→ **RECORDS SHOWN**:
====

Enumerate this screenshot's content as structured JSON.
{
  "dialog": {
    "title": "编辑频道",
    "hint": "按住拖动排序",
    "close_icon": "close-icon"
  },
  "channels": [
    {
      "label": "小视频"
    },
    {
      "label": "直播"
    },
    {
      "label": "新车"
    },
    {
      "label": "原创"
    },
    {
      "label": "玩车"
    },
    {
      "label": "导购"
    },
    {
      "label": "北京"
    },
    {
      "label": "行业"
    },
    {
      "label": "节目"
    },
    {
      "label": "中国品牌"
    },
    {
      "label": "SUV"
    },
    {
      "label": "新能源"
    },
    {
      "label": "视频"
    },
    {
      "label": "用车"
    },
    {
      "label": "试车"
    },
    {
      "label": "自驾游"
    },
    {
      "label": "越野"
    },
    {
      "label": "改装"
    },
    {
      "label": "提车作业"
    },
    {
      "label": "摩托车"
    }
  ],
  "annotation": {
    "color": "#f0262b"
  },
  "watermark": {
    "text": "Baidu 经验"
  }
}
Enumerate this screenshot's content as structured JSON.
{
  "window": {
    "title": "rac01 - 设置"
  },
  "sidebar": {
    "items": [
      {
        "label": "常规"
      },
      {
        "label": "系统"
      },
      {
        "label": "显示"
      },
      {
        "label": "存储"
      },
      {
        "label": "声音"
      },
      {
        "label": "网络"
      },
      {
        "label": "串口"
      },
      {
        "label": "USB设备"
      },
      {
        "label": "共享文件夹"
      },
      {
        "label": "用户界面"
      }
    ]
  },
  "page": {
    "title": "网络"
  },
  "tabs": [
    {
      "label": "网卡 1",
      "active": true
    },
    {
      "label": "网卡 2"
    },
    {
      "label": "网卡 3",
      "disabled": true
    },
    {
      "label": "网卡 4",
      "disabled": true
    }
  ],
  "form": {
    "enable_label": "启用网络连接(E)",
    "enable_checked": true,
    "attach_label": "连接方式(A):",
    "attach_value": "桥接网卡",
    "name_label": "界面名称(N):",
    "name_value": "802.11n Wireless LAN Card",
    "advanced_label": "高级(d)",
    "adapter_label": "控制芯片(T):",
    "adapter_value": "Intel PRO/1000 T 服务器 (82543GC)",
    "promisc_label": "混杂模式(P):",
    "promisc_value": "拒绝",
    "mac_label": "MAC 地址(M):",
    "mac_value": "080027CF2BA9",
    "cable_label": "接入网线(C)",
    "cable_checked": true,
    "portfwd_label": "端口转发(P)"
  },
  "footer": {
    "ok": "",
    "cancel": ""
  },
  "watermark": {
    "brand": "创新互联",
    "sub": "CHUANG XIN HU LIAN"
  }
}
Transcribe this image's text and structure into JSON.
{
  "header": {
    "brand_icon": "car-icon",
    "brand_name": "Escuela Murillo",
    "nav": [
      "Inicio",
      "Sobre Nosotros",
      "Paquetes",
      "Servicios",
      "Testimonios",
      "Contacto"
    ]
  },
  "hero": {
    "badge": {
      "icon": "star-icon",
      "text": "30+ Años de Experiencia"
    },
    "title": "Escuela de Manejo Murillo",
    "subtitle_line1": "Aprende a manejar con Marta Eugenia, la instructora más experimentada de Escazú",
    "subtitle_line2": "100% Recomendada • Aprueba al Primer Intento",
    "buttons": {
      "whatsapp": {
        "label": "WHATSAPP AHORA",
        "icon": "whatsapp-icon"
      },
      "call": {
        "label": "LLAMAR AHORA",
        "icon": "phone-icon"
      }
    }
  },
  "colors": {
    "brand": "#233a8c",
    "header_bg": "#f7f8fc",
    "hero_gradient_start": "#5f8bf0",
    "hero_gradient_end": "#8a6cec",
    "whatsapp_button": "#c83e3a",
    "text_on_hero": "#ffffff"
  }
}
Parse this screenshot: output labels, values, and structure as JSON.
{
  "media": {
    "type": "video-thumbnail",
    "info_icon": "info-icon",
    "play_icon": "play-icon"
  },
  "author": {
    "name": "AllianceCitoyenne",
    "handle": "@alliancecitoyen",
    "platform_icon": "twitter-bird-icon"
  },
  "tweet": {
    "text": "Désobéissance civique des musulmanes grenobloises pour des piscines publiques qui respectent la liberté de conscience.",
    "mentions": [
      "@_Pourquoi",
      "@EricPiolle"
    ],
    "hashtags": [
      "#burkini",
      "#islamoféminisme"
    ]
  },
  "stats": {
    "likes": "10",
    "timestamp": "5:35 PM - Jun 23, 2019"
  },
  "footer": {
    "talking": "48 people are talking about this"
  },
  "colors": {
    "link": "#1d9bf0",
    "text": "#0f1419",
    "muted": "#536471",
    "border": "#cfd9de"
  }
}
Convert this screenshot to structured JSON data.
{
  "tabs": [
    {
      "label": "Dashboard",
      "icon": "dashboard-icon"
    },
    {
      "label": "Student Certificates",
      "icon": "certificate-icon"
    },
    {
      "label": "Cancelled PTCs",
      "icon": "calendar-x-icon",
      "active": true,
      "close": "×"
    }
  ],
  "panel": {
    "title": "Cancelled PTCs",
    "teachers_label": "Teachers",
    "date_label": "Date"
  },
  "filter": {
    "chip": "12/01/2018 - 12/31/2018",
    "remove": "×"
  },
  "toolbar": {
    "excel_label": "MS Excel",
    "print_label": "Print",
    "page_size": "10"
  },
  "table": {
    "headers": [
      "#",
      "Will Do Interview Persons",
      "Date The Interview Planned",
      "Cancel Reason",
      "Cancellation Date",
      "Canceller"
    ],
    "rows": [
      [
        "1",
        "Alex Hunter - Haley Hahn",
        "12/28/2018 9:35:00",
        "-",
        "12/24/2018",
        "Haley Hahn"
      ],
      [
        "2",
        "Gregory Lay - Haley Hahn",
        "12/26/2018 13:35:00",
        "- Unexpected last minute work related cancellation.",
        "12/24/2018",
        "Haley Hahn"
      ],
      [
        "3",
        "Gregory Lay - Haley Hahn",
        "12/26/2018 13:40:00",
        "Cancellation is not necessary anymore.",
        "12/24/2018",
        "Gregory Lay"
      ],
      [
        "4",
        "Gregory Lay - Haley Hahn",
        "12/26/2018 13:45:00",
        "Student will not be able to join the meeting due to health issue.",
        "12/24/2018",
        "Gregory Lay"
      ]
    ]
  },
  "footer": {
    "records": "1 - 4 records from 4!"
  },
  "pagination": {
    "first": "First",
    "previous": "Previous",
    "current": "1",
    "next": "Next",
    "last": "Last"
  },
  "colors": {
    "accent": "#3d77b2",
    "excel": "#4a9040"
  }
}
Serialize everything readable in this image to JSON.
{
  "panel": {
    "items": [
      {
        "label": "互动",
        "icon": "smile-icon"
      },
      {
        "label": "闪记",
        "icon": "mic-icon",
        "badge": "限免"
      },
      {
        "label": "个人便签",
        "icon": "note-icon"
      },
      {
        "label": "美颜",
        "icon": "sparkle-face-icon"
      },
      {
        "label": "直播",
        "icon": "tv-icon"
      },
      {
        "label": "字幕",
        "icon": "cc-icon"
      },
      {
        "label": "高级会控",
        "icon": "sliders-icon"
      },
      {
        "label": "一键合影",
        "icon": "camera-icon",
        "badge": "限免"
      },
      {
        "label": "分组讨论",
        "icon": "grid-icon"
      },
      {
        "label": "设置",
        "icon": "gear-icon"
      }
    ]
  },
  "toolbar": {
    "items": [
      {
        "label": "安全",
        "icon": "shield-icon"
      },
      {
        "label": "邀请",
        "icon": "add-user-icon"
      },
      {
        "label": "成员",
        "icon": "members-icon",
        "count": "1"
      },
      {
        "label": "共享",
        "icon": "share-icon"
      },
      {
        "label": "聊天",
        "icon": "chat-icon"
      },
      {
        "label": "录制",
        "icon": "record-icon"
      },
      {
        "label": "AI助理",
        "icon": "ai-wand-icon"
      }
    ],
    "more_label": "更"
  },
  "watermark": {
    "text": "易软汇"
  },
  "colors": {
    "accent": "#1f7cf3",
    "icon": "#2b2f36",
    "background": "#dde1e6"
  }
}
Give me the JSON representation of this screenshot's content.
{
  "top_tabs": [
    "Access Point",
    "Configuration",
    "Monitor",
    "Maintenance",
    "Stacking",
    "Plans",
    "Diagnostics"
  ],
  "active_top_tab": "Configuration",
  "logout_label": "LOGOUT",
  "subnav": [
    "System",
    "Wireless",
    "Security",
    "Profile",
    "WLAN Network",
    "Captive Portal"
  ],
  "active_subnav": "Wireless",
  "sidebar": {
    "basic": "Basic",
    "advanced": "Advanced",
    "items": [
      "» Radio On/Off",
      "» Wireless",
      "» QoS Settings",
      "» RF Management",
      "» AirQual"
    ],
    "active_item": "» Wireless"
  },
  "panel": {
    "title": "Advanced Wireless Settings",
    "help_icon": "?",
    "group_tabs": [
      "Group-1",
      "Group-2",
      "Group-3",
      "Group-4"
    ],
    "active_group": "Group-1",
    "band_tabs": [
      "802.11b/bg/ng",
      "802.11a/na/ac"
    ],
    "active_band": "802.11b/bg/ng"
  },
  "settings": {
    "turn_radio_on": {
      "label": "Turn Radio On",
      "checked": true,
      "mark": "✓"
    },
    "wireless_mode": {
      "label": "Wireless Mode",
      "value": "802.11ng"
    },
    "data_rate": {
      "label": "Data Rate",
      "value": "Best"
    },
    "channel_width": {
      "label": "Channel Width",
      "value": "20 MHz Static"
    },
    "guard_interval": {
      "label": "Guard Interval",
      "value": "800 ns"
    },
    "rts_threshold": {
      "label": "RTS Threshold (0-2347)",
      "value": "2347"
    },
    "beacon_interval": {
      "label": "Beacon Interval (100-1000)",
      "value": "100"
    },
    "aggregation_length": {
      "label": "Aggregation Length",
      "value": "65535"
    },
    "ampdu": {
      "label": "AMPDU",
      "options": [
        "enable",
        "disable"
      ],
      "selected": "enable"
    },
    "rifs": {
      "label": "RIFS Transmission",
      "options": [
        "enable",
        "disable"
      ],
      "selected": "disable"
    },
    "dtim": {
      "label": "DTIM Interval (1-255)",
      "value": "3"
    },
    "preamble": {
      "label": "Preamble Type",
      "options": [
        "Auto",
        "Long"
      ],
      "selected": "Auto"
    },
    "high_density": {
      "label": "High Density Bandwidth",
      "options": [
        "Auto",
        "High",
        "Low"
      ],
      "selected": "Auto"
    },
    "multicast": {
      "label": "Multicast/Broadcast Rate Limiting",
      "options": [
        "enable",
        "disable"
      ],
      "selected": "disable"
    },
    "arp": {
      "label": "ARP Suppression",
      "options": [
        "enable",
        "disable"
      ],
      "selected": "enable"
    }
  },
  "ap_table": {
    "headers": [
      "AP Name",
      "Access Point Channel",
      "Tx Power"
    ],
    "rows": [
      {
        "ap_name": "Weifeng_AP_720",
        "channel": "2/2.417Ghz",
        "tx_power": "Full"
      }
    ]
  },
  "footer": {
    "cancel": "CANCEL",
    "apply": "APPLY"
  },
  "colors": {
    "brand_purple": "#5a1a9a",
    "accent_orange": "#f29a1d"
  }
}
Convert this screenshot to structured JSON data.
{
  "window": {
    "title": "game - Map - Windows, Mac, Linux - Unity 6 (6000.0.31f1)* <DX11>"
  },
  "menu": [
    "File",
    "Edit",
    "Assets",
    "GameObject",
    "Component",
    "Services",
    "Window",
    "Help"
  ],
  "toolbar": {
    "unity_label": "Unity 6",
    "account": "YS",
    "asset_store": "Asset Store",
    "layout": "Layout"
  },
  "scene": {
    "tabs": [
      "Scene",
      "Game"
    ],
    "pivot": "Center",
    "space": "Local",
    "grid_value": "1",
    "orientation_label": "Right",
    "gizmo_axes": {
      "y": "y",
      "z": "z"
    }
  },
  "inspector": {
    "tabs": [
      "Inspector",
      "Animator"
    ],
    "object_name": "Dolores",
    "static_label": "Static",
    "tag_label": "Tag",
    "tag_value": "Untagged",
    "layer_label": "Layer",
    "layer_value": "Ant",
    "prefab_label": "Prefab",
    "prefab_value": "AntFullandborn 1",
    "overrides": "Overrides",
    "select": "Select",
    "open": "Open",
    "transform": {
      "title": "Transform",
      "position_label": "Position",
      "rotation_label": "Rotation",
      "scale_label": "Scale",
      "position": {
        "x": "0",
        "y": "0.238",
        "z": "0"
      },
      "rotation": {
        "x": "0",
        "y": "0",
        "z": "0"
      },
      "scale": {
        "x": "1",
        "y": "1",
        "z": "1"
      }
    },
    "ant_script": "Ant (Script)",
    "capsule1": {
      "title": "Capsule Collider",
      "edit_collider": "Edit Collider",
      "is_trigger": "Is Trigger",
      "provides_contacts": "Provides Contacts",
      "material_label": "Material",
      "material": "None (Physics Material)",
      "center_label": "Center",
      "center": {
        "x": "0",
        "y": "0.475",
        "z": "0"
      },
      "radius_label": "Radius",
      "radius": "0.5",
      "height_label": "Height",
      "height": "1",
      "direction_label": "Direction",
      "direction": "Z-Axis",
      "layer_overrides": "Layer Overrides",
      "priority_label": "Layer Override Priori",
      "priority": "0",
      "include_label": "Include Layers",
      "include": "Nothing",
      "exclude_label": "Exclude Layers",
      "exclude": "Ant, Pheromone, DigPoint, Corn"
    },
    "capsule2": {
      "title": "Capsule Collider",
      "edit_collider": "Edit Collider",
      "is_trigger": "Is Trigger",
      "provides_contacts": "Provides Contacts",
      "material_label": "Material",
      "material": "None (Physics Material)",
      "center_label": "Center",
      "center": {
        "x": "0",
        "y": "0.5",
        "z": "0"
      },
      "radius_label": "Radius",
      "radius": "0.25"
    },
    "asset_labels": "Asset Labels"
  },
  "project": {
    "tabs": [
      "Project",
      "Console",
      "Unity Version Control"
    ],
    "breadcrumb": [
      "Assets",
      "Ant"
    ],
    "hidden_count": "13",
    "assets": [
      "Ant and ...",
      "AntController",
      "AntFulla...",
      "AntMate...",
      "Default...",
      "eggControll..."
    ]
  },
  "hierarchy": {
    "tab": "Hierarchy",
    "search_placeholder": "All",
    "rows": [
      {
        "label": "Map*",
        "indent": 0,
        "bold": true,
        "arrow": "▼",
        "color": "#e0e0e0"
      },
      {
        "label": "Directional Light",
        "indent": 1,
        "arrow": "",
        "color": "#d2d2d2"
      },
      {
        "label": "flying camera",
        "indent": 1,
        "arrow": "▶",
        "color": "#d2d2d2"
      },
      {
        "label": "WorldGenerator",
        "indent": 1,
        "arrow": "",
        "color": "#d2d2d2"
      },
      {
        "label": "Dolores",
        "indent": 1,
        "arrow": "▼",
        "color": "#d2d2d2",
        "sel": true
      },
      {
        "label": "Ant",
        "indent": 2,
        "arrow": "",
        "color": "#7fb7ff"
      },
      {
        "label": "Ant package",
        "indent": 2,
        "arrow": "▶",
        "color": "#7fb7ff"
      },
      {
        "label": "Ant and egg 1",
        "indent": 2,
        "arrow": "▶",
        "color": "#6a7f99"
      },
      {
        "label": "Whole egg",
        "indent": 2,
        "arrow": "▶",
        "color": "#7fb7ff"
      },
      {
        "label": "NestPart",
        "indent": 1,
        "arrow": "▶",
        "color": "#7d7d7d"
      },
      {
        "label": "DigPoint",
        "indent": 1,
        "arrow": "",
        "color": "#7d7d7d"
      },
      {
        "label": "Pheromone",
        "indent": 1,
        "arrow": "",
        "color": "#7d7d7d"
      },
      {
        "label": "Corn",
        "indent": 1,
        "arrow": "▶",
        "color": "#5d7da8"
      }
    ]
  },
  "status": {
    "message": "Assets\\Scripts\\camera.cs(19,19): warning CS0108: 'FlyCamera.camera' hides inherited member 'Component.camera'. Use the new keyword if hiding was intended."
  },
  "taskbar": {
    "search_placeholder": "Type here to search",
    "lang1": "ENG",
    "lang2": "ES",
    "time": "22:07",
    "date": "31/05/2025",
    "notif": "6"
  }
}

====

→ **WRITTEN REQUEST**: Of all the lines in the listing above, how many contain the word "Unity"? Answer with the number alone.

→ **PROBLEM SOLUTION**: 3